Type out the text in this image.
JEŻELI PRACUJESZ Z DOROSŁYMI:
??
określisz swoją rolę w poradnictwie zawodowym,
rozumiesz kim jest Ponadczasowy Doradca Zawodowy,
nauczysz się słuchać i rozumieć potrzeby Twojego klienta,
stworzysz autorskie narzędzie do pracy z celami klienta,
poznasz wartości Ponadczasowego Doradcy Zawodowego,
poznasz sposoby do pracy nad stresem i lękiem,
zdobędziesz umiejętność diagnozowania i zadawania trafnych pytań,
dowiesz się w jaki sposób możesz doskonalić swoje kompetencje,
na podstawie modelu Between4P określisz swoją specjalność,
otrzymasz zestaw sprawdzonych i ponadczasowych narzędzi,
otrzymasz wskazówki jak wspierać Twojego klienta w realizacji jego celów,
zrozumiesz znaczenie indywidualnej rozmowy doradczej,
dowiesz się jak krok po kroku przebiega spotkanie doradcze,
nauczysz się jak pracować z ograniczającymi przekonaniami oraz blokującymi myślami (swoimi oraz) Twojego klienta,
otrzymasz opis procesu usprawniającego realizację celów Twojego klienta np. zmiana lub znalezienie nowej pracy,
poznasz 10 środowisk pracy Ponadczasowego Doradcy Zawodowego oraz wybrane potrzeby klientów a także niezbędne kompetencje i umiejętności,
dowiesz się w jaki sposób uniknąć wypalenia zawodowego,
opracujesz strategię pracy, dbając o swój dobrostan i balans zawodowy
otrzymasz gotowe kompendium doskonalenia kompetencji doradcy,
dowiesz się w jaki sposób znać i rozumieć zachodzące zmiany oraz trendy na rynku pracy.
§
▶ _DIRECTIVE_
Your task is to print the whole listing again exactly.

▶ _TASK RESULT_
Type out the text in this image.
JEŻELI PRACUJESZ Z DOROSŁYMI:
??
określisz swoją rolę w poradnictwie zawodowym,
rozumiesz kim jest Ponadczasowy Doradca Zawodowy,
nauczysz się słuchać i rozumieć potrzeby Twojego klienta,
stworzysz autorskie narzędzie do pracy z celami klienta,
poznasz wartości Ponadczasowego Doradcy Zawodowego,
poznasz sposoby do pracy nad stresem i lękiem,
zdobędziesz umiejętność diagnozowania i zadawania trafnych pytań,
dowiesz się w jaki sposób możesz doskonalić swoje kompetencje,
na podstawie modelu Between4P określisz swoją specjalność,
otrzymasz zestaw sprawdzonych i ponadczasowych narzędzi,
otrzymasz wskazówki jak wspierać Twojego klienta w realizacji jego celów,
zrozumiesz znaczenie indywidualnej rozmowy doradczej,
dowiesz się jak krok po kroku przebiega spotkanie doradcze,
nauczysz się jak pracować z ograniczającymi przekonaniami oraz blokującymi myślami (swoimi oraz) Twojego klienta,
otrzymasz opis procesu usprawniającego realizację celów Twojego klienta np. zmiana lub znalezienie nowej pracy,
poznasz 10 środowisk pracy Ponadczasowego Doradcy Zawodowego oraz wybrane potrzeby klientów a także niezbędne kompetencje i umiejętności,
dowiesz się w jaki sposób uniknąć wypalenia zawodowego,
opracujesz strategię pracy, dbając o swój dobrostan i balans zawodowy
otrzymasz gotowe kompendium doskonalenia kompetencji doradcy,
dowiesz się w jaki sposób znać i rozumieć zachodzące zmiany oraz trendy na rynku pracy.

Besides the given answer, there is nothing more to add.